[START Input data]

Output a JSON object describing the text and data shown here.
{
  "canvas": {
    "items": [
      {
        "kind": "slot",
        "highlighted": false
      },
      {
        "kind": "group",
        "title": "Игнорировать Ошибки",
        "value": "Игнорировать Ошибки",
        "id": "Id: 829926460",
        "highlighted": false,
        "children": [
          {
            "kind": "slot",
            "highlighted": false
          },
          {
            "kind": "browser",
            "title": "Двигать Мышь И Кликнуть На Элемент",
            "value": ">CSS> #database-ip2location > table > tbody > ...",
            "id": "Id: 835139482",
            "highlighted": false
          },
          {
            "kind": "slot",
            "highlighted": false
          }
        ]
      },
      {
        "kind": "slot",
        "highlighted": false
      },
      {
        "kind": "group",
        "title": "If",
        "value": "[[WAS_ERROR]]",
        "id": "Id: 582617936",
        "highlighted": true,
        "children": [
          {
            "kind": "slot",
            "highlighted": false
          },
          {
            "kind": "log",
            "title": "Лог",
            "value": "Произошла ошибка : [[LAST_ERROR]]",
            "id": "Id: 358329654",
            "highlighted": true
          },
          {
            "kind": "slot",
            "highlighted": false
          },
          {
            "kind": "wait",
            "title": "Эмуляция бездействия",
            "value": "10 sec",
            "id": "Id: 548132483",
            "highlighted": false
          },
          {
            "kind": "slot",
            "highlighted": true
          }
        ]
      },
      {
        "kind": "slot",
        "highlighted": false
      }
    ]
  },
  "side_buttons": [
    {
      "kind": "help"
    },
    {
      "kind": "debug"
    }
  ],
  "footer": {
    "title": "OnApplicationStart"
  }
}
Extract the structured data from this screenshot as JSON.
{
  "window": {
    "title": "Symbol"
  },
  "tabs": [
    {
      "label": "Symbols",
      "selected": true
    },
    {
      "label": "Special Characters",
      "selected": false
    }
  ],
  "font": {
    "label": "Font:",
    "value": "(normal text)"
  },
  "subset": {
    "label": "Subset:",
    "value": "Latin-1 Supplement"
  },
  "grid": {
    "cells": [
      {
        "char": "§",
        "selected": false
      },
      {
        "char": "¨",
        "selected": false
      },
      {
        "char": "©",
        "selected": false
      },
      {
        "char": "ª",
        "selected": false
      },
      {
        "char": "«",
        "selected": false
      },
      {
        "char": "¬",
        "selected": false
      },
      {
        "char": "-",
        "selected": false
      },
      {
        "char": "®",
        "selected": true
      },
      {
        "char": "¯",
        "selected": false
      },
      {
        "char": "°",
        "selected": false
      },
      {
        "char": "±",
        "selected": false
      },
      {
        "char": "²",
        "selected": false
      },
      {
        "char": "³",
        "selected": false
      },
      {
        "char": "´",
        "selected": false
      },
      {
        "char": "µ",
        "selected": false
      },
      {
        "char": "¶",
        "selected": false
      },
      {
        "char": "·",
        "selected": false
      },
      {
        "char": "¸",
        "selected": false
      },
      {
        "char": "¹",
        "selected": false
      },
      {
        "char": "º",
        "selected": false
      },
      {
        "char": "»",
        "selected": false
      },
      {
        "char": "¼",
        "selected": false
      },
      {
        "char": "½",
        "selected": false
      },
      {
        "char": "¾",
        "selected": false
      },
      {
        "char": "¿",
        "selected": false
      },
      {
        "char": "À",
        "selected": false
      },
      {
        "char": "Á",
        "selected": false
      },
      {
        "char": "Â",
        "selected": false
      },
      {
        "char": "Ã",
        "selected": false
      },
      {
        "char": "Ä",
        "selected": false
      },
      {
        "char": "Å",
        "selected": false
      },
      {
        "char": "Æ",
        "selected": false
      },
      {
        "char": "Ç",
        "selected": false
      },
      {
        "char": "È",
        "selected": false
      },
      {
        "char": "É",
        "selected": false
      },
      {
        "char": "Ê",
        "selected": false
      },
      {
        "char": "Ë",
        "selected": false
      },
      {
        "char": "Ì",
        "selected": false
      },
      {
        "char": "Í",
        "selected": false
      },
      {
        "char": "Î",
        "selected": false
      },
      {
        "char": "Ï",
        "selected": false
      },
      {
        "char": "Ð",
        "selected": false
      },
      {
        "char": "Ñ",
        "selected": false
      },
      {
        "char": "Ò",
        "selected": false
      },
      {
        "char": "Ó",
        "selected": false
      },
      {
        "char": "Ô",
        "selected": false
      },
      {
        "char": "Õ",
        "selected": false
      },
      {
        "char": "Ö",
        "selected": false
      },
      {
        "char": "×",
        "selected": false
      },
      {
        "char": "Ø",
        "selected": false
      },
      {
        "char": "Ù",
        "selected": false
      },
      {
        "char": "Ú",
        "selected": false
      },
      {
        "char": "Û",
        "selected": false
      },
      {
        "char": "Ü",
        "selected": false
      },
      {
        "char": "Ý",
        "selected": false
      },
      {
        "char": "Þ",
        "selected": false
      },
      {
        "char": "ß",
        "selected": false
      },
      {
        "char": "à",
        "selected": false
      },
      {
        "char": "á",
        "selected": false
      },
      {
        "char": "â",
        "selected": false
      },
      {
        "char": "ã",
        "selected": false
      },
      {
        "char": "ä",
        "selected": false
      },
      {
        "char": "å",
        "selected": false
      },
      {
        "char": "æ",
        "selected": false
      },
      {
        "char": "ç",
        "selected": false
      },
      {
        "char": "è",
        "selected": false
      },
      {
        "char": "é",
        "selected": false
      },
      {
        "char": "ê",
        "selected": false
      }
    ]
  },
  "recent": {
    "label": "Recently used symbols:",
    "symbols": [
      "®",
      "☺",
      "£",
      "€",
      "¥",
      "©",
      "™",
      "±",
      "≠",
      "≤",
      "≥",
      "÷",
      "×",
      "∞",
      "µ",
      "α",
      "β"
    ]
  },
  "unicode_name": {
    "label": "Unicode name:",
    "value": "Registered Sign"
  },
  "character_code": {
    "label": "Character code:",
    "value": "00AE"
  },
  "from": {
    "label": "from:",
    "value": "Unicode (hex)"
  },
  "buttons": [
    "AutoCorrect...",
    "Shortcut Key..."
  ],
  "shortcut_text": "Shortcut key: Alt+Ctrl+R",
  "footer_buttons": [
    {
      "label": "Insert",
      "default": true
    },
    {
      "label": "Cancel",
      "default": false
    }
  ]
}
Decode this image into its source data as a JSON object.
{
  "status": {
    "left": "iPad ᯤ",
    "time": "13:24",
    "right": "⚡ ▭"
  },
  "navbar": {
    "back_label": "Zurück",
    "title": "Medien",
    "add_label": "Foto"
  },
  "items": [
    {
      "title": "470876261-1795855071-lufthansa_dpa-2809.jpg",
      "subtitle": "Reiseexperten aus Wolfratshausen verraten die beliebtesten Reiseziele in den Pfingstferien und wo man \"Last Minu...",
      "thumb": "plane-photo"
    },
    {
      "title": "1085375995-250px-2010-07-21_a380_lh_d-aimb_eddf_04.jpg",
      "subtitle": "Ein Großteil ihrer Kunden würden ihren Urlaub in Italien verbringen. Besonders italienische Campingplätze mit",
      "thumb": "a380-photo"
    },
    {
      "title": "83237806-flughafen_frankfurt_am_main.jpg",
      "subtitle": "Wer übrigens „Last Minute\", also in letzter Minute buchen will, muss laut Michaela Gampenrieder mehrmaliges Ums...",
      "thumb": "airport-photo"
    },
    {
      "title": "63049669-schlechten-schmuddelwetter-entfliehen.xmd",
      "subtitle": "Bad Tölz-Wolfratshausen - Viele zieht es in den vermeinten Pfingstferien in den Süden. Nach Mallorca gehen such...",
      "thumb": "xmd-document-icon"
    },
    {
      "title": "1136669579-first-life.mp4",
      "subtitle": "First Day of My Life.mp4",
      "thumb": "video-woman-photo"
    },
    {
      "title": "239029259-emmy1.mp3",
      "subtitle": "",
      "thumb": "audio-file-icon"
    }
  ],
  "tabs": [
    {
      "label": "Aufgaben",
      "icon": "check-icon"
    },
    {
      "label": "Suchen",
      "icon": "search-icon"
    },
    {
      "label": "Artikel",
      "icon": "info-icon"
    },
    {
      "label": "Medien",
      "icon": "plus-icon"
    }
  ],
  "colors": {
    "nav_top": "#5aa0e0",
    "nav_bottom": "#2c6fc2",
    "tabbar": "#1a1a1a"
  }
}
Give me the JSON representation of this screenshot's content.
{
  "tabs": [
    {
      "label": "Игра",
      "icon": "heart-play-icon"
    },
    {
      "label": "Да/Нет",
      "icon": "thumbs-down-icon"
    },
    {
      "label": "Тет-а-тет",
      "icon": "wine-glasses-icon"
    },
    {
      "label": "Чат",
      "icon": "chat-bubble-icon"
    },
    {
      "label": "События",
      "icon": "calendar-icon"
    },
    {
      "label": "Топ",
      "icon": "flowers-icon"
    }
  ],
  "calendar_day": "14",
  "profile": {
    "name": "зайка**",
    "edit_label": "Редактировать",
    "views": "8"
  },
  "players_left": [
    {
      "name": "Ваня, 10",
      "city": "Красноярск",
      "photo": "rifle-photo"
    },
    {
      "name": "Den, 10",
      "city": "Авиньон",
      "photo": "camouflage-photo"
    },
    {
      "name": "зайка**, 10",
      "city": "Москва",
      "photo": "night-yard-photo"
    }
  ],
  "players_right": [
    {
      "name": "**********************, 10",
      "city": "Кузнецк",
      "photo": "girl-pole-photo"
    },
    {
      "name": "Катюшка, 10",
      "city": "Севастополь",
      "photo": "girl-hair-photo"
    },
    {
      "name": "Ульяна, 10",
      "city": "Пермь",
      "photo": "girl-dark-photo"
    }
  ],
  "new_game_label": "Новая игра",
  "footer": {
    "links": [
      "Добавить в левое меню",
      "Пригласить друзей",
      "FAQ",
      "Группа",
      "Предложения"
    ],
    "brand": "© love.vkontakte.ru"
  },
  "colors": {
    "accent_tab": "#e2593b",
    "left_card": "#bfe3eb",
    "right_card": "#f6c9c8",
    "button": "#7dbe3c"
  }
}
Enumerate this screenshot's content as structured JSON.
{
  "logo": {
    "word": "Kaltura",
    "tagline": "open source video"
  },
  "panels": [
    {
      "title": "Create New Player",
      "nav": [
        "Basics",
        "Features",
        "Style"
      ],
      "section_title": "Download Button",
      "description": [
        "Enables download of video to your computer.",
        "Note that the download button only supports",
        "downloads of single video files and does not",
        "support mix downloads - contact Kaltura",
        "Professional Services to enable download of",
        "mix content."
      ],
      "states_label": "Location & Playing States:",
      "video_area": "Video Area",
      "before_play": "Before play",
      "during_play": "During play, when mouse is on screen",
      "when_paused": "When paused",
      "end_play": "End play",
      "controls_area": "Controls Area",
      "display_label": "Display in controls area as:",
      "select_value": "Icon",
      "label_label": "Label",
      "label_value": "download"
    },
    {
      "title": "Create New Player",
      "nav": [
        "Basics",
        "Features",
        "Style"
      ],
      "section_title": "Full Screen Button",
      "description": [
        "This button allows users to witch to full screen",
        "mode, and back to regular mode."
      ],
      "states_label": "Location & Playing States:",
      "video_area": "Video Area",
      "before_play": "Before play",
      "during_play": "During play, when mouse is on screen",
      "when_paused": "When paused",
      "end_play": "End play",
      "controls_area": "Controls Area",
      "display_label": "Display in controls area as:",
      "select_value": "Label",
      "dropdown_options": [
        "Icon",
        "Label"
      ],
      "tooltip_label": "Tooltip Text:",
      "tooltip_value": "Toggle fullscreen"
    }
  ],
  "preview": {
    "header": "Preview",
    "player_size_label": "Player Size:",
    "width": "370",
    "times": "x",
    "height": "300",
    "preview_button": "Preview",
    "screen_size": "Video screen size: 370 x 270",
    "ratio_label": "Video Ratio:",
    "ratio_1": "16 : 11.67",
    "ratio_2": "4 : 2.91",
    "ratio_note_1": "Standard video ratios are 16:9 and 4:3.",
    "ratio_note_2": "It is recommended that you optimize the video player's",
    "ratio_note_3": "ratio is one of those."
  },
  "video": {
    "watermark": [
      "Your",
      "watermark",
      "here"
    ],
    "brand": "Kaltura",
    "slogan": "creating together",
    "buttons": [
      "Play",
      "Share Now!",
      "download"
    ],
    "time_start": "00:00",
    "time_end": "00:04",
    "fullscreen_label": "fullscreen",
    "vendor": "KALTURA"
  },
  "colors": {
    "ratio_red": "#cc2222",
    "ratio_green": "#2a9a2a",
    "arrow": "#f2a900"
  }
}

[END Input data]

• The task:
Check every line of the data, and copy the ones that contain "source".

• Answer to the problem:
Decode this image into its source data as a JSON object.
    "tagline": "open source video"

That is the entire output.